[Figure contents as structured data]
———

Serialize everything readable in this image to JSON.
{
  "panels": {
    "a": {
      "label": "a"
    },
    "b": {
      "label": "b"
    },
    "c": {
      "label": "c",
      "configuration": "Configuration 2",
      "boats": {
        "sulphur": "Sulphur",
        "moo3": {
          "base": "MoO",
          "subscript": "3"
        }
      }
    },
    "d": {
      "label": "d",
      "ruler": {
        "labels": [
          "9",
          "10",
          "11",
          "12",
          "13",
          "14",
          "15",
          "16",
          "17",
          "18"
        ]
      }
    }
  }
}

———

- _Exercise instructions_
Set down the listing in full, keeping every word exactly as it is.

- _Reply_
Serialize everything readable in this image to JSON.
{
  "panels": {
    "a": {
      "label": "a"
    },
    "b": {
      "label": "b"
    },
    "c": {
      "label": "c",
      "configuration": "Configuration 2",
      "boats": {
        "sulphur": "Sulphur",
        "moo3": {
          "base": "MoO",
          "subscript": "3"
        }
      }
    },
    "d": {
      "label": "d",
      "ruler": {
        "labels": [
          "9",
          "10",
          "11",
          "12",
          "13",
          "14",
          "15",
          "16",
          "17",
          "18"
        ]
      }
    }
  }
}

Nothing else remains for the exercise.